EXERCISE DATA:
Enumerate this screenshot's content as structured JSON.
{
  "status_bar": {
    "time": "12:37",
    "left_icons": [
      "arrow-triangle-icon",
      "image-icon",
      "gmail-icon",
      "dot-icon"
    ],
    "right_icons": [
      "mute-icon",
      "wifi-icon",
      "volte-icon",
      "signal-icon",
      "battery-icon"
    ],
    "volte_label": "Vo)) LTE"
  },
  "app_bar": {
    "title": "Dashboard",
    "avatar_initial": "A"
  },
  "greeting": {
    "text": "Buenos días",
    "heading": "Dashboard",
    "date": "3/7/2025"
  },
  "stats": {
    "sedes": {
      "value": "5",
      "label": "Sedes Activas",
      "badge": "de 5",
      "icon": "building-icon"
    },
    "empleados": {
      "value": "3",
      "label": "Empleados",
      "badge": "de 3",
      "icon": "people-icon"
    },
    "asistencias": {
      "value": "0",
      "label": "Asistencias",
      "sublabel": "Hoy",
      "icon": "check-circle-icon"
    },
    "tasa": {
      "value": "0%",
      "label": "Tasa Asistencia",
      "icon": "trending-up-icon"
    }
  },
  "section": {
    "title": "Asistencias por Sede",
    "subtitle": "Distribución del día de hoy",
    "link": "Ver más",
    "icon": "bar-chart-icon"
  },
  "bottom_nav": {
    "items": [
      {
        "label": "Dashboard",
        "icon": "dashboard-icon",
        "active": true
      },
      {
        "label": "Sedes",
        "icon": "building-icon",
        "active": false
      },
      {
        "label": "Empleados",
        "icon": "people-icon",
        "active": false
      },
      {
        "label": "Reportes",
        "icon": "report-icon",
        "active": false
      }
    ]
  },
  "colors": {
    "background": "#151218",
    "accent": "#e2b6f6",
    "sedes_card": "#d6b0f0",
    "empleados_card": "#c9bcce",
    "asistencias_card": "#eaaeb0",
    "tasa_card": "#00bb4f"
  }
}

WHAT YOU SHOULD DO: Copy each line of the data above without altering a single character.

ANSWER:
Enumerate this screenshot's content as structured JSON.
{
  "status_bar": {
    "time": "12:37",
    "left_icons": [
      "arrow-triangle-icon",
      "image-icon",
      "gmail-icon",
      "dot-icon"
    ],
    "right_icons": [
      "mute-icon",
      "wifi-icon",
      "volte-icon",
      "signal-icon",
      "battery-icon"
    ],
    "volte_label": "Vo)) LTE"
  },
  "app_bar": {
    "title": "Dashboard",
    "avatar_initial": "A"
  },
  "greeting": {
    "text": "Buenos días",
    "heading": "Dashboard",
    "date": "3/7/2025"
  },
  "stats": {
    "sedes": {
      "value": "5",
      "label": "Sedes Activas",
      "badge": "de 5",
      "icon": "building-icon"
    },
    "empleados": {
      "value": "3",
      "label": "Empleados",
      "badge": "de 3",
      "icon": "people-icon"
    },
    "asistencias": {
      "value": "0",
      "label": "Asistencias",
      "sublabel": "Hoy",
      "icon": "check-circle-icon"
    },
    "tasa": {
      "value": "0%",
      "label": "Tasa Asistencia",
      "icon": "trending-up-icon"
    }
  },
  "section": {
    "title": "Asistencias por Sede",
    "subtitle": "Distribución del día de hoy",
    "link": "Ver más",
    "icon": "bar-chart-icon"
  },
  "bottom_nav": {
    "items": [
      {
        "label": "Dashboard",
        "icon": "dashboard-icon",
        "active": true
      },
      {
        "label": "Sedes",
        "icon": "building-icon",
        "active": false
      },
      {
        "label": "Empleados",
        "icon": "people-icon",
        "active": false
      },
      {
        "label": "Reportes",
        "icon": "report-icon",
        "active": false
      }
    ]
  },
  "colors": {
    "background": "#151218",
    "accent": "#e2b6f6",
    "sedes_card": "#d6b0f0",
    "empleados_card": "#c9bcce",
    "asistencias_card": "#eaaeb0",
    "tasa_card": "#00bb4f"
  }
}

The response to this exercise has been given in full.